(PROBLEM DESCRIPTION)
Take the material below and retype it in full; pictures are left out.

[Stored data]
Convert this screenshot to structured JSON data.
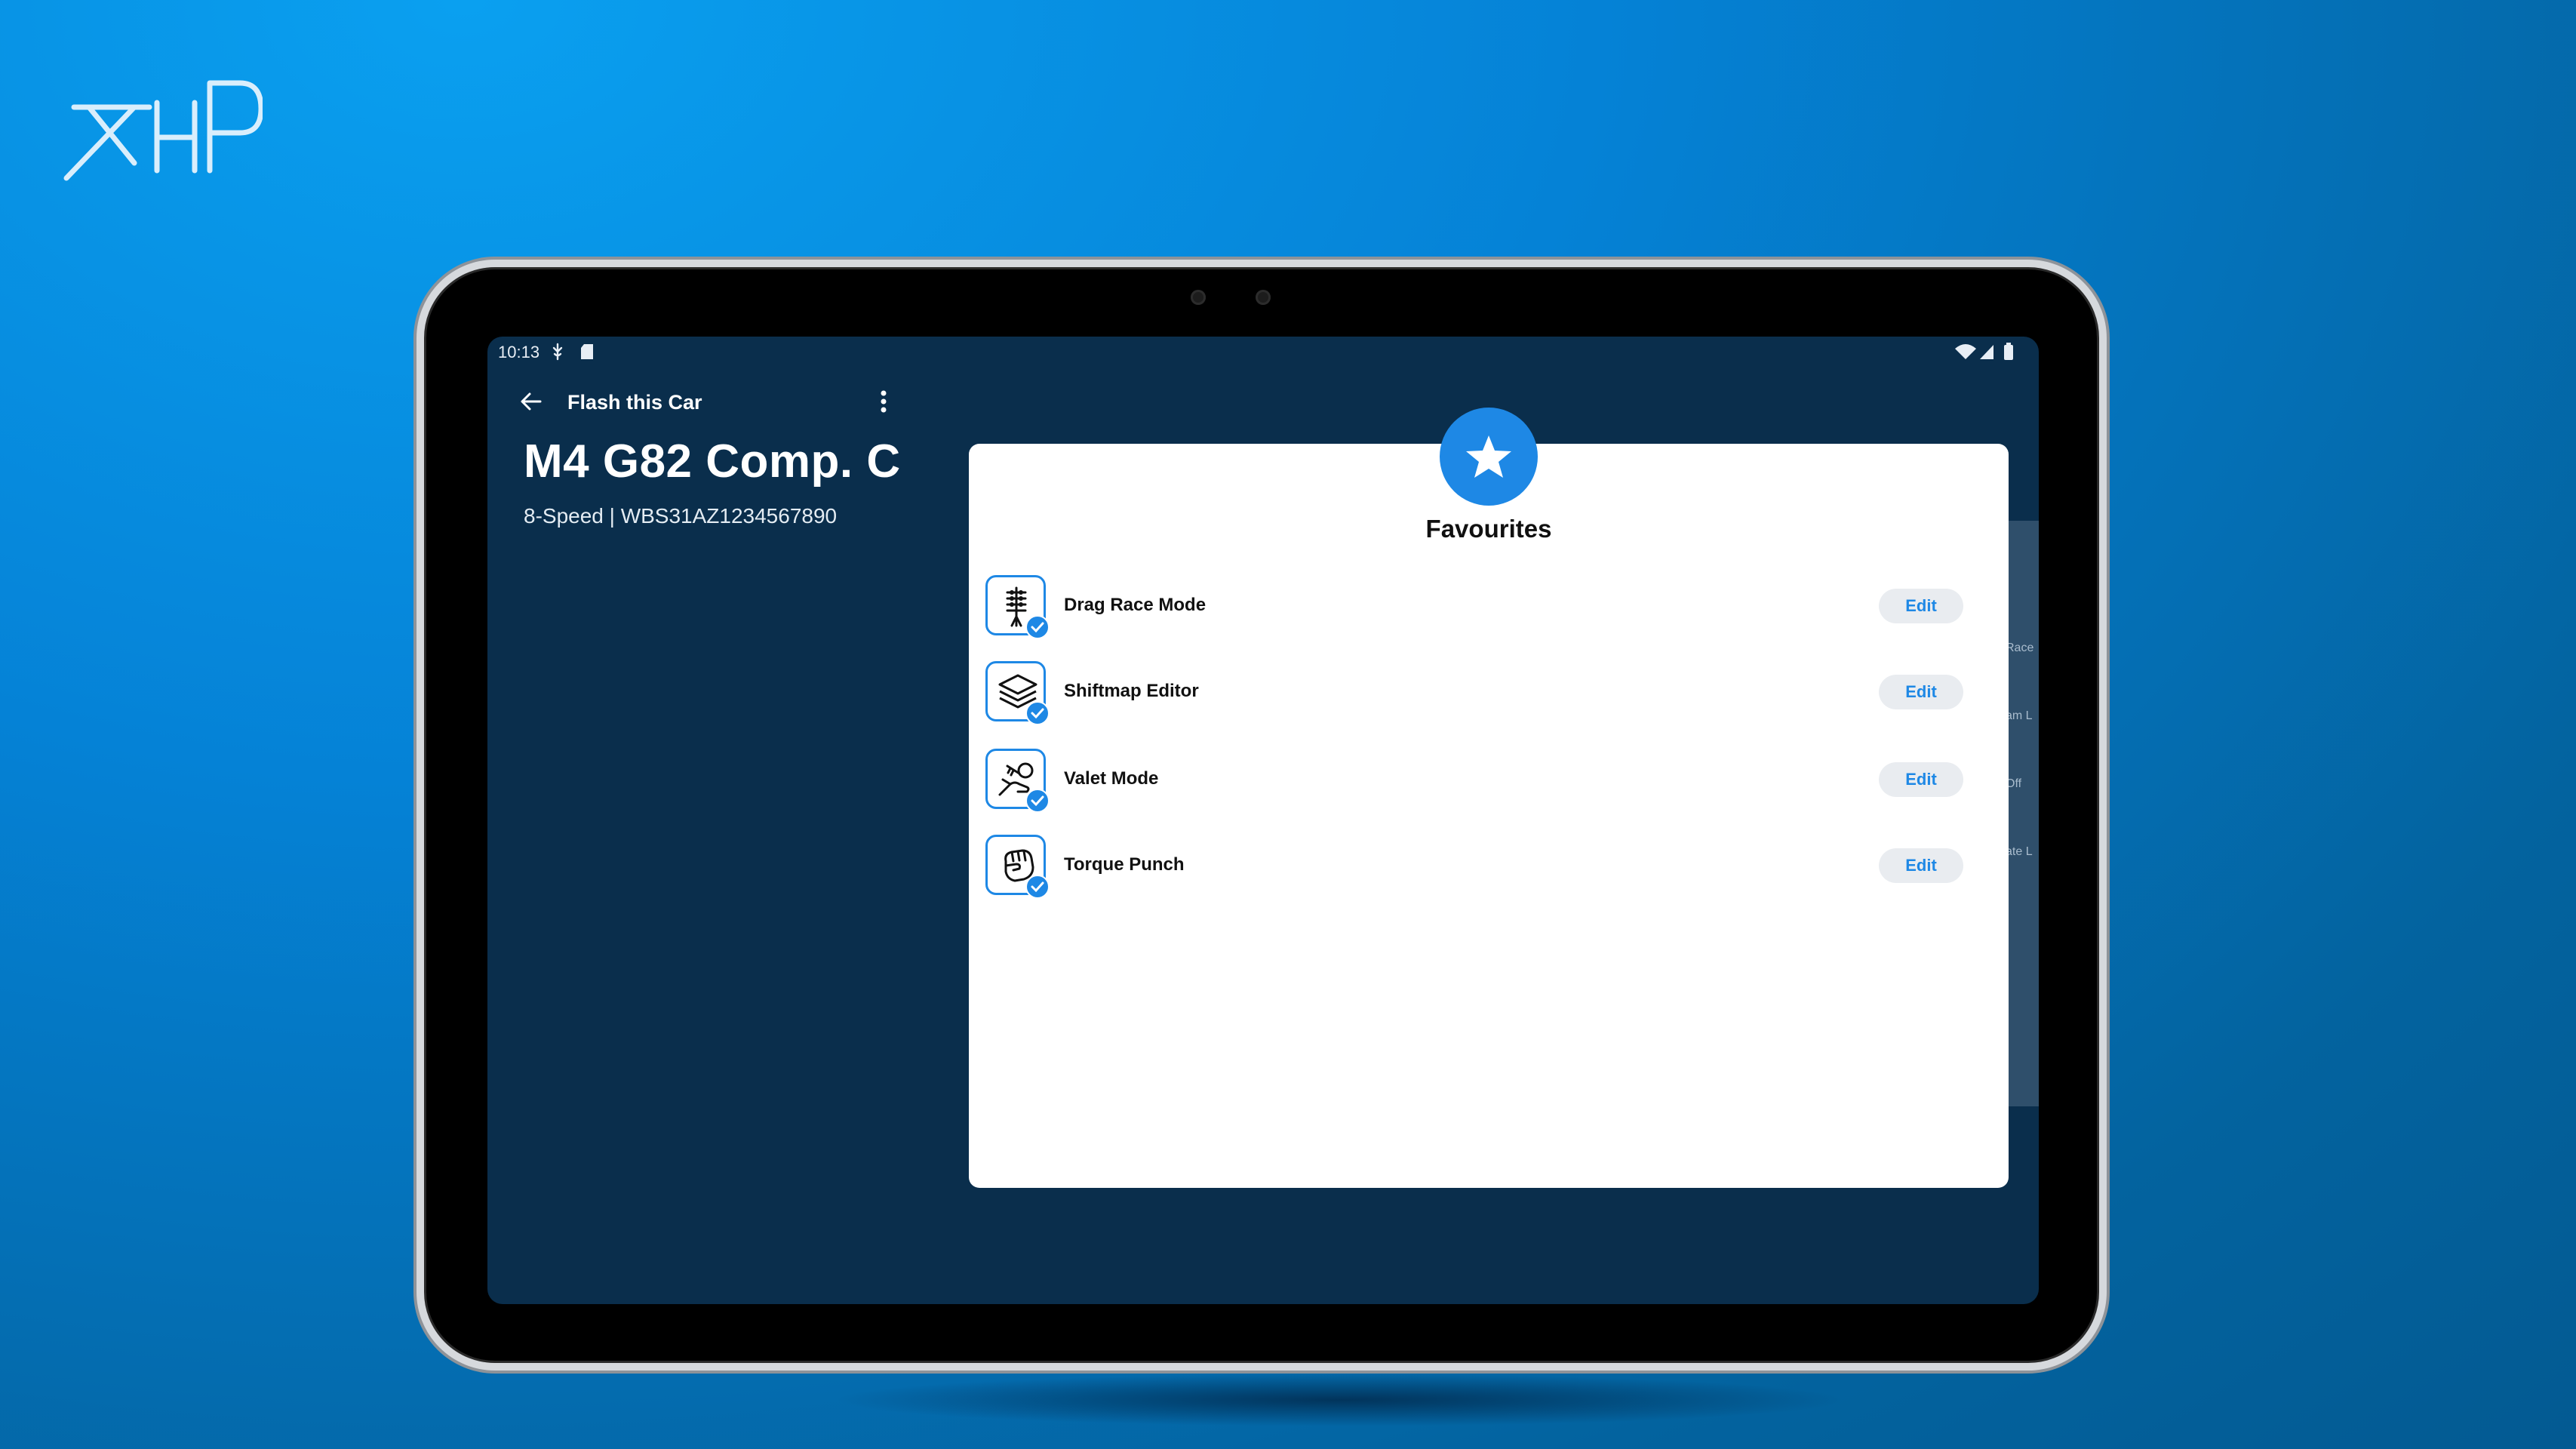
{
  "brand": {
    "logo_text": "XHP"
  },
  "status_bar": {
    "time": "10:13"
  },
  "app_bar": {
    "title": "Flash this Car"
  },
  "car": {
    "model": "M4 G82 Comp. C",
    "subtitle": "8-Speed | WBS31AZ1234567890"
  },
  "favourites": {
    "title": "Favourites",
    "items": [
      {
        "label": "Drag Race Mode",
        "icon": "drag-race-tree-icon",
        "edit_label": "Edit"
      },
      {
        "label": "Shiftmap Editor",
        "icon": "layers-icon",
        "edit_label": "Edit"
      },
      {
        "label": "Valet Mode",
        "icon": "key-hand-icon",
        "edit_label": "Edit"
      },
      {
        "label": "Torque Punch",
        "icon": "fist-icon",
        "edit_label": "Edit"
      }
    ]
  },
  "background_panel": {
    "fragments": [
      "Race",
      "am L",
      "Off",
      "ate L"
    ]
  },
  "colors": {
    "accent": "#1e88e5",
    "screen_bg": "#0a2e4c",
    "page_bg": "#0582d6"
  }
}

(RESULT)
Convert this screenshot to structured JSON data.
{
  "brand": {
    "logo_text": "XHP"
  },
  "status_bar": {
    "time": "10:13"
  },
  "app_bar": {
    "title": "Flash this Car"
  },
  "car": {
    "model": "M4 G82 Comp. C",
    "subtitle": "8-Speed | WBS31AZ1234567890"
  },
  "favourites": {
    "title": "Favourites",
    "items": [
      {
        "label": "Drag Race Mode",
        "icon": "drag-race-tree-icon",
        "edit_label": "Edit"
      },
      {
        "label": "Shiftmap Editor",
        "icon": "layers-icon",
        "edit_label": "Edit"
      },
      {
        "label": "Valet Mode",
        "icon": "key-hand-icon",
        "edit_label": "Edit"
      },
      {
        "label": "Torque Punch",
        "icon": "fist-icon",
        "edit_label": "Edit"
      }
    ]
  },
  "background_panel": {
    "fragments": [
      "Race",
      "am L",
      "Off",
      "ate L"
    ]
  },
  "colors": {
    "accent": "#1e88e5",
    "screen_bg": "#0a2e4c",
    "page_bg": "#0582d6"
  }
}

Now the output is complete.